[Start of Excerpt provided]

Reputation: 183
I am new to CNTK. My environment is C# (unfortunately, I am not a python or a BrainScript programmer).
I am trying to use CNTK to design/train/test an LSTM on free text (NLP) to select an appropriate title (from a given set of titles, about 8,000 of them in my data).
I've used a separate program to map each word into a 100-element vector of real numbers (the 100 is a configurable value; my non-CNTK program, GloVe, can generate any width I select).
My raw input looks something like:
|label 17 |features the brown fox jumped over the ...
|label 19 |features there comes a time when all ...
...
Where '17' is a shorthand for the 17-th title and really is a hot-one representation: [0, 0, ..., 1, 0, 0, ...] where the '1' is in the 17-th position.
Each input row is a sequence of words (separated by a space) - the typical length is a few hundred words, but some data (rows) have thousands of words in it.
My issue is that I don't know how to insert a run-time transformation from my raw file format into something CNTK could use.
I can't assume in-memory data since in production we will be training on data that has millions of rows.
In each mini batch:
The '17' (in the example above) needs to be translated to [0, ..., 1, 0, ...].
Each word needs to be translated (via a lookup into C# Dictionary) into an array (of 100) real numbers.
I realize this is the Embedding layer in CNTK's LSTM but I cannot find any tutorial/example (especially in C#) of how to add a transformation layer using a non-hot-one embedding.
For all its worth, my template for doing this in C# is the LSTMSequenceClassifier.cs in the CNTK examples.
Link to CNTK example: https://github.com/Microsoft/CNTK/blob/master/Examples/TrainingCSharp/Common/LSTMSequenceClassifier.cs
Any help would be greatly appreciated. I've racked my brains on this for the past week!
Upvotes: 3
Views: 1412
Reputation: 33
Since I am new to this too , but I felt that I rather use the most raw data format instead of looking to more advanced features of CNTK..
My approach for this would be
0 |feature 43:1 |label 0 0 1 0
0 |feature 23:1
0 |feature 15:1
0 |feature 34:1
1 |feature 37:1 |label 0 0 0 1
1 |feature 67:1
1 |feature 69:1
1 |feature 12:1
where the max classification is 4 different classifications
and
43rd word in your matrix is "the"
23rd is "fox"
so on and so forth
refer https://cntk.ai/pythondocs/sequence.html
I know reading python can be confusing the first time but you will get the hang of it
https://github.com/Microsoft/CNTK/tree/master/Tests/EndToEndTests/Text/SequenceClassification/Data
has the data files that is used in the example tutorial they have
Upvotes: 0

[End of Excerpt provided]

Challenge. According to the forum thread, what program does the original poster use to map each word into a vector of real numbers? Answer using the forum thread alone.

[Start of Provided data]

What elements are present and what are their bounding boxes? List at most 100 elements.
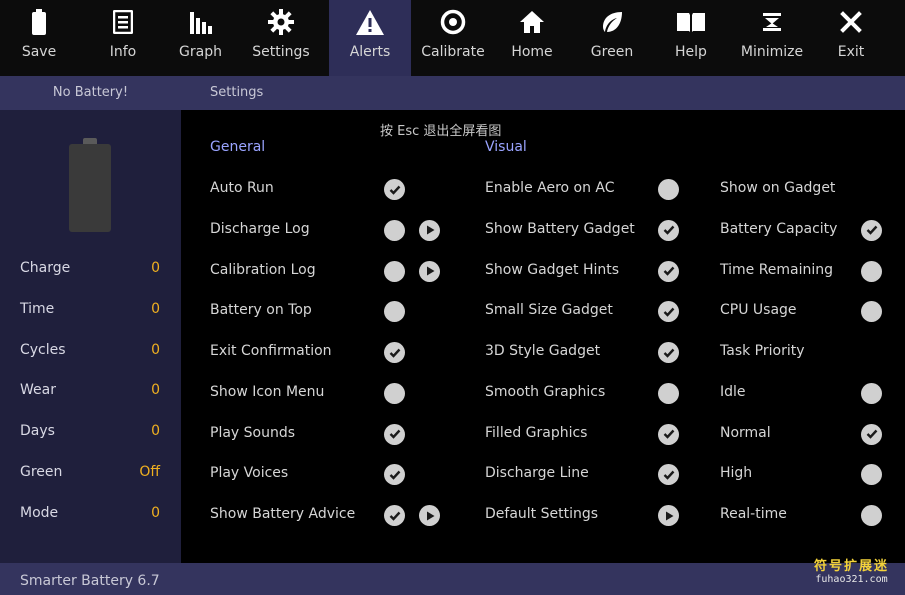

[End of Provided data]

Task response. GloVe